# [Stated task]
Can you write out the data word for word, from the very start through the line that contains "y-axis-label: 120 <box>18 156 52 178</box>", including that line, and nothing beyond it?

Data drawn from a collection
--------------------------------------------------
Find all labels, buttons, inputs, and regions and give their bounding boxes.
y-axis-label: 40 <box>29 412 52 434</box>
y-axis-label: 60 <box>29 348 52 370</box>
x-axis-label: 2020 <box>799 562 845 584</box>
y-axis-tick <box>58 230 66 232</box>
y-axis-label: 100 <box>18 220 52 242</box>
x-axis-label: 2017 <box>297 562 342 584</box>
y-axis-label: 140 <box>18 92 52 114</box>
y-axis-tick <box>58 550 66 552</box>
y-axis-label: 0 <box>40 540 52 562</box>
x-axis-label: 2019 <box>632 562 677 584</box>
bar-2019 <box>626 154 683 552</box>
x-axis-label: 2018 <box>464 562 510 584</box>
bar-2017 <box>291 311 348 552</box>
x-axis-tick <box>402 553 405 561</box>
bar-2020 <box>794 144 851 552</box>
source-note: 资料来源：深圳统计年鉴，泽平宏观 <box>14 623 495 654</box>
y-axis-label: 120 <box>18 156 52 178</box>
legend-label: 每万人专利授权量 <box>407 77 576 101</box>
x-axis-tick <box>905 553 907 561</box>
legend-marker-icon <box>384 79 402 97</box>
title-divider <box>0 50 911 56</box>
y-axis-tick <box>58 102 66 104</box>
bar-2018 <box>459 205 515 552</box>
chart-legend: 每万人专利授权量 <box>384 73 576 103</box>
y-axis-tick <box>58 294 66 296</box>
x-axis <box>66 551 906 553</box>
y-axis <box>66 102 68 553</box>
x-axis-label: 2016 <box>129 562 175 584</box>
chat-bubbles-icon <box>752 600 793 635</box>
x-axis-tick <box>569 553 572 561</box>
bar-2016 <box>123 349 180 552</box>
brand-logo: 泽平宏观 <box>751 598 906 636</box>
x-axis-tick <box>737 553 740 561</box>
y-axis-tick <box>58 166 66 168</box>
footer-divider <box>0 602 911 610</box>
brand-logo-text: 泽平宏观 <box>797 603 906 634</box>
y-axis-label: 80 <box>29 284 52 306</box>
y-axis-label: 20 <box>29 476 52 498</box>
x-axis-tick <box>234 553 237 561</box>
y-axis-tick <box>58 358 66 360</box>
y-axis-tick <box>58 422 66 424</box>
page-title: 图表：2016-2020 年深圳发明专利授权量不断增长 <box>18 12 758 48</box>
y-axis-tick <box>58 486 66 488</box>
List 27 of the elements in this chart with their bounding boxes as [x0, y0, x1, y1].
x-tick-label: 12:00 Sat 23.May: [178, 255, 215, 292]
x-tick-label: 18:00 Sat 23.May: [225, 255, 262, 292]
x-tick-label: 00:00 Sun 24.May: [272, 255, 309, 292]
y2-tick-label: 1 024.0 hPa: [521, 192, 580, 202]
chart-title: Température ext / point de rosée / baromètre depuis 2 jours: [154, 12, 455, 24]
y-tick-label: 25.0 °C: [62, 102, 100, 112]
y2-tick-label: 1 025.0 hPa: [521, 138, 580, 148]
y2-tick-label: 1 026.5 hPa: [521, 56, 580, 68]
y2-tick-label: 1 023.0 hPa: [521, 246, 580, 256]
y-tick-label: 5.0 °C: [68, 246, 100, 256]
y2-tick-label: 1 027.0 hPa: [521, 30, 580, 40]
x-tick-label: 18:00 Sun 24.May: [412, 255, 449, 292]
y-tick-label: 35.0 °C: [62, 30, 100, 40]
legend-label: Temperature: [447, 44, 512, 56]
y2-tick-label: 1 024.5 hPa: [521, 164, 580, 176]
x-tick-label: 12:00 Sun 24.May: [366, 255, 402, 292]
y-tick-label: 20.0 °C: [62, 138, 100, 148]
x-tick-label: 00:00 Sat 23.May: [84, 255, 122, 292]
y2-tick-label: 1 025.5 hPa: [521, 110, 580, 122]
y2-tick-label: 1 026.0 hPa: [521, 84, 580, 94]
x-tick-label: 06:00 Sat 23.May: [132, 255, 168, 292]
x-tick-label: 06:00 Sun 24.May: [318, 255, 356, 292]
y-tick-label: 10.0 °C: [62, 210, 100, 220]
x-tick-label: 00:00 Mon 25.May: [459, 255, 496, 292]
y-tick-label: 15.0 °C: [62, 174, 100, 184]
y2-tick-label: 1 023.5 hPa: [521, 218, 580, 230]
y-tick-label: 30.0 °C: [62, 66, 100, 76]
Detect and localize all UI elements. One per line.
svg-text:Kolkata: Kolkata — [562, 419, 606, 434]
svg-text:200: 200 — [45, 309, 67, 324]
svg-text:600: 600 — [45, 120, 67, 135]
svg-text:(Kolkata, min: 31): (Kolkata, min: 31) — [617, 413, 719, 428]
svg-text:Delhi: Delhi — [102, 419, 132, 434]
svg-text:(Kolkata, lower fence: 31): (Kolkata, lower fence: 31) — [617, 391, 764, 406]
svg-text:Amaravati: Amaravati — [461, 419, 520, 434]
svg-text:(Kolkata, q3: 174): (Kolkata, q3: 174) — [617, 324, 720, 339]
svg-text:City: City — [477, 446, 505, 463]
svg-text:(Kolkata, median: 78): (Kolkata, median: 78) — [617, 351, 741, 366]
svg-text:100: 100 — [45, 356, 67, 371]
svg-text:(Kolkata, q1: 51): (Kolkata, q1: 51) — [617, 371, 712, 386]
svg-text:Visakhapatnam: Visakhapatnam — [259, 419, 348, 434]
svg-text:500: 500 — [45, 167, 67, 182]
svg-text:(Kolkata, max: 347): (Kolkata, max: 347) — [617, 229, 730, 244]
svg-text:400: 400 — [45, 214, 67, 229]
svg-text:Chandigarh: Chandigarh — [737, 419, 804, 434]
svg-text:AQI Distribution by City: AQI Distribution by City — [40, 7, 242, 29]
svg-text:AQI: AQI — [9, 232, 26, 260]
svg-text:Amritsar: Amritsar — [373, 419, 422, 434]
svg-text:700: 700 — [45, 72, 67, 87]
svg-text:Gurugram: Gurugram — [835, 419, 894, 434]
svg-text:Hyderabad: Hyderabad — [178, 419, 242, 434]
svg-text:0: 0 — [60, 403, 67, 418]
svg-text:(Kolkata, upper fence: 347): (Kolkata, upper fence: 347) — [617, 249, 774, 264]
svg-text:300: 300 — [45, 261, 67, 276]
--------------------------------------------------
# [Solution for this problem]
Find all labels, buttons, inputs, and regions and give their bounding boxes.
y-axis-label: 40 <box>29 412 52 434</box>
y-axis-label: 60 <box>29 348 52 370</box>
x-axis-label: 2020 <box>799 562 845 584</box>
y-axis-tick <box>58 230 66 232</box>
y-axis-label: 100 <box>18 220 52 242</box>
x-axis-label: 2017 <box>297 562 342 584</box>
y-axis-label: 140 <box>18 92 52 114</box>
y-axis-tick <box>58 550 66 552</box>
y-axis-label: 0 <box>40 540 52 562</box>
x-axis-label: 2019 <box>632 562 677 584</box>
bar-2019 <box>626 154 683 552</box>
x-axis-label: 2018 <box>464 562 510 584</box>
bar-2017 <box>291 311 348 552</box>
x-axis-tick <box>402 553 405 561</box>
bar-2020 <box>794 144 851 552</box>
source-note: 资料来源：深圳统计年鉴，泽平宏观 <box>14 623 495 654</box>
y-axis-label: 120 <box>18 156 52 178</box>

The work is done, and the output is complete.